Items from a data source
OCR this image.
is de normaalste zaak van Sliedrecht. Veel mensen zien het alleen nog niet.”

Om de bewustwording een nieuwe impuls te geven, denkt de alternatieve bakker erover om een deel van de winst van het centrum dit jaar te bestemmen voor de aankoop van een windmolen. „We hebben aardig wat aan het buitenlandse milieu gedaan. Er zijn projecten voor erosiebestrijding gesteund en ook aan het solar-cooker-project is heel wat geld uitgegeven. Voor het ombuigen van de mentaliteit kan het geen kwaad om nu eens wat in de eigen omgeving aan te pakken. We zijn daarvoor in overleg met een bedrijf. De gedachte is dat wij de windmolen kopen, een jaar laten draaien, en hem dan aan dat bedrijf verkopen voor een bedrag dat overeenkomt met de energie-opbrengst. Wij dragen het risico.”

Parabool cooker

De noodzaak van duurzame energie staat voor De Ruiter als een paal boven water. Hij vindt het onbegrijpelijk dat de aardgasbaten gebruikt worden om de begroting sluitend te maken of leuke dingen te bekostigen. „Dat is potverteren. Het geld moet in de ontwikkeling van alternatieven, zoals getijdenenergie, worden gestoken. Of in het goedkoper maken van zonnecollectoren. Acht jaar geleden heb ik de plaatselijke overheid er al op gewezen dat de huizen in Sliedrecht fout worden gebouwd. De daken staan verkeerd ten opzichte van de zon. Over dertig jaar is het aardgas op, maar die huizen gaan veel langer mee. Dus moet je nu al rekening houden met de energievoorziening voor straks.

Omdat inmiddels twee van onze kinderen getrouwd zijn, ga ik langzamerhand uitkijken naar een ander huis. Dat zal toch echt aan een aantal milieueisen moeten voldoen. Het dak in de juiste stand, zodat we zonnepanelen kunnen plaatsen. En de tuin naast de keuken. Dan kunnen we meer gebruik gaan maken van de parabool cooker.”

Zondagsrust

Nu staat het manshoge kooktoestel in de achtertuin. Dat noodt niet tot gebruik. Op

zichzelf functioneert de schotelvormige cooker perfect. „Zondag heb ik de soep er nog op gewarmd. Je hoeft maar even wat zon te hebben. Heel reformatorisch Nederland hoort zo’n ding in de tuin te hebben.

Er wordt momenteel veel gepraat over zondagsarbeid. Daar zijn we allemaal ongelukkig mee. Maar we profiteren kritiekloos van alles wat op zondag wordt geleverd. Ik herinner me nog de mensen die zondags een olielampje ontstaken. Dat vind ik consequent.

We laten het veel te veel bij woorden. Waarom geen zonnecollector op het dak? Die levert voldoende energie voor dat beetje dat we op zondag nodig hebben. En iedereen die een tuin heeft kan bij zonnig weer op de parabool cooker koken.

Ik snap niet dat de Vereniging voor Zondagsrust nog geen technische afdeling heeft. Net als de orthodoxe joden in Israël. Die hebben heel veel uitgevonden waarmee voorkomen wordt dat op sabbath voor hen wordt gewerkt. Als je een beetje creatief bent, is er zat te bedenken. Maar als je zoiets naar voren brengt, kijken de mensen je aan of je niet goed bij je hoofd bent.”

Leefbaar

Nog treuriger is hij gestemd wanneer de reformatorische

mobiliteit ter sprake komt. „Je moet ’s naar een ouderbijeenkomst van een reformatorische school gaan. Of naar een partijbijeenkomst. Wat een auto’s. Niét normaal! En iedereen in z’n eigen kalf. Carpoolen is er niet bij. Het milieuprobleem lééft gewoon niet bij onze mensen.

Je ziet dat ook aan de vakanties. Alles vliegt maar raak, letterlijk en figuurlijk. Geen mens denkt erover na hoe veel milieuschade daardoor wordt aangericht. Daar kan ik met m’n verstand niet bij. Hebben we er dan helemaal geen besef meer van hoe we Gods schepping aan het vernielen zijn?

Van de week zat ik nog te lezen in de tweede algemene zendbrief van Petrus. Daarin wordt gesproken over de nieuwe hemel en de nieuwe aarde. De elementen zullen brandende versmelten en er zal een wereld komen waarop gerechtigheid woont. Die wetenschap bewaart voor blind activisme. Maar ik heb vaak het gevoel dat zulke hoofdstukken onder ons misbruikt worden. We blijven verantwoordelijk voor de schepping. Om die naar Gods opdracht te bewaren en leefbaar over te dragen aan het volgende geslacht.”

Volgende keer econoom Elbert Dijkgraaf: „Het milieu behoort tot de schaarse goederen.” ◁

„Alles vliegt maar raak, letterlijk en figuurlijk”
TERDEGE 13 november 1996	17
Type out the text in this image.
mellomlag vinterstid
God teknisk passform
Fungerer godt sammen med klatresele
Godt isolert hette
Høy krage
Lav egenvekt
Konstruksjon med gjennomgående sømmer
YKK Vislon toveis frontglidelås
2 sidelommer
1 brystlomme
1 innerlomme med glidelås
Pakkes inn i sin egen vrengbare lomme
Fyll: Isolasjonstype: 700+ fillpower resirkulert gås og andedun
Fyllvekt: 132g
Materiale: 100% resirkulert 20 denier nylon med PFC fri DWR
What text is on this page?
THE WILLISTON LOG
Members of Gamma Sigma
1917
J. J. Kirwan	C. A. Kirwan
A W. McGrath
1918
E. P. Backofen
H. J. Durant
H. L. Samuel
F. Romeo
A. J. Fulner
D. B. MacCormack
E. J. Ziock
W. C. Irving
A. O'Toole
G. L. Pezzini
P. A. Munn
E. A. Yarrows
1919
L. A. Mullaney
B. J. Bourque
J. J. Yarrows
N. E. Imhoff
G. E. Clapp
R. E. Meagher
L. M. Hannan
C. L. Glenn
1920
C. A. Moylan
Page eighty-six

* WHAT NEEDS TO BE DONE: Quote the data in full, keeping each word unchanged.

* TASK RESULT:
OCR this image.
is de normaalste zaak van Sliedrecht. Veel mensen zien het alleen nog niet.”

Om de bewustwording een nieuwe impuls te geven, denkt de alternatieve bakker erover om een deel van de winst van het centrum dit jaar te bestemmen voor de aankoop van een windmolen. „We hebben aardig wat aan het buitenlandse milieu gedaan. Er zijn projecten voor erosiebestrijding gesteund en ook aan het solar-cooker-project is heel wat geld uitgegeven. Voor het ombuigen van de mentaliteit kan het geen kwaad om nu eens wat in de eigen omgeving aan te pakken. We zijn daarvoor in overleg met een bedrijf. De gedachte is dat wij de windmolen kopen, een jaar laten draaien, en hem dan aan dat bedrijf verkopen voor een bedrag dat overeenkomt met de energie-opbrengst. Wij dragen het risico.”

Parabool cooker

De noodzaak van duurzame energie staat voor De Ruiter als een paal boven water. Hij vindt het onbegrijpelijk dat de aardgasbaten gebruikt worden om de begroting sluitend te maken of leuke dingen te bekostigen. „Dat is potverteren. Het geld moet in de ontwikkeling van alternatieven, zoals getijdenenergie, worden gestoken. Of in het goedkoper maken van zonnecollectoren. Acht jaar geleden heb ik de plaatselijke overheid er al op gewezen dat de huizen in Sliedrecht fout worden gebouwd. De daken staan verkeerd ten opzichte van de zon. Over dertig jaar is het aardgas op, maar die huizen gaan veel langer mee. Dus moet je nu al rekening houden met de energievoorziening voor straks.

Omdat inmiddels twee van onze kinderen getrouwd zijn, ga ik langzamerhand uitkijken naar een ander huis. Dat zal toch echt aan een aantal milieueisen moeten voldoen. Het dak in de juiste stand, zodat we zonnepanelen kunnen plaatsen. En de tuin naast de keuken. Dan kunnen we meer gebruik gaan maken van de parabool cooker.”

Zondagsrust

Nu staat het manshoge kooktoestel in de achtertuin. Dat noodt niet tot gebruik. Op

zichzelf functioneert de schotelvormige cooker perfect. „Zondag heb ik de soep er nog op gewarmd. Je hoeft maar even wat zon te hebben. Heel reformatorisch Nederland hoort zo’n ding in de tuin te hebben.

Er wordt momenteel veel gepraat over zondagsarbeid. Daar zijn we allemaal ongelukkig mee. Maar we profiteren kritiekloos van alles wat op zondag wordt geleverd. Ik herinner me nog de mensen die zondags een olielampje ontstaken. Dat vind ik consequent.

We laten het veel te veel bij woorden. Waarom geen zonnecollector op het dak? Die levert voldoende energie voor dat beetje dat we op zondag nodig hebben. En iedereen die een tuin heeft kan bij zonnig weer op de parabool cooker koken.

Ik snap niet dat de Vereniging voor Zondagsrust nog geen technische afdeling heeft. Net als de orthodoxe joden in Israël. Die hebben heel veel uitgevonden waarmee voorkomen wordt dat op sabbath voor hen wordt gewerkt. Als je een beetje creatief bent, is er zat te bedenken. Maar als je zoiets naar voren brengt, kijken de mensen je aan of je niet goed bij je hoofd bent.”

Leefbaar

Nog treuriger is hij gestemd wanneer de reformatorische

mobiliteit ter sprake komt. „Je moet ’s naar een ouderbijeenkomst van een reformatorische school gaan. Of naar een partijbijeenkomst. Wat een auto’s. Niét normaal! En iedereen in z’n eigen kalf. Carpoolen is er niet bij. Het milieuprobleem lééft gewoon niet bij onze mensen.

Je ziet dat ook aan de vakanties. Alles vliegt maar raak, letterlijk en figuurlijk. Geen mens denkt erover na hoe veel milieuschade daardoor wordt aangericht. Daar kan ik met m’n verstand niet bij. Hebben we er dan helemaal geen besef meer van hoe we Gods schepping aan het vernielen zijn?

Van de week zat ik nog te lezen in de tweede algemene zendbrief van Petrus. Daarin wordt gesproken over de nieuwe hemel en de nieuwe aarde. De elementen zullen brandende versmelten en er zal een wereld komen waarop gerechtigheid woont. Die wetenschap bewaart voor blind activisme. Maar ik heb vaak het gevoel dat zulke hoofdstukken onder ons misbruikt worden. We blijven verantwoordelijk voor de schepping. Om die naar Gods opdracht te bewaren en leefbaar over te dragen aan het volgende geslacht.”

Volgende keer econoom Elbert Dijkgraaf: „Het milieu behoort tot de schaarse goederen.” ◁

„Alles vliegt maar raak, letterlijk en figuurlijk”
TERDEGE 13 november 1996	17
Type out the text in this image.
mellomlag vinterstid
God teknisk passform
Fungerer godt sammen med klatresele
Godt isolert hette
Høy krage
Lav egenvekt
Konstruksjon med gjennomgående sømmer
YKK Vislon toveis frontglidelås
2 sidelommer
1 brystlomme
1 innerlomme med glidelås
Pakkes inn i sin egen vrengbare lomme
Fyll: Isolasjonstype: 700+ fillpower resirkulert gås og andedun
Fyllvekt: 132g
Materiale: 100% resirkulert 20 denier nylon med PFC fri DWR
What text is on this page?
THE WILLISTON LOG
Members of Gamma Sigma
1917
J. J. Kirwan	C. A. Kirwan
A W. McGrath
1918
E. P. Backofen
H. J. Durant
H. L. Samuel
F. Romeo
A. J. Fulner
D. B. MacCormack
E. J. Ziock
W. C. Irving
A. O'Toole
G. L. Pezzini
P. A. Munn
E. A. Yarrows
1919
L. A. Mullaney
B. J. Bourque
J. J. Yarrows
N. E. Imhoff
G. E. Clapp
R. E. Meagher
L. M. Hannan
C. L. Glenn
1920
C. A. Moylan
Page eighty-six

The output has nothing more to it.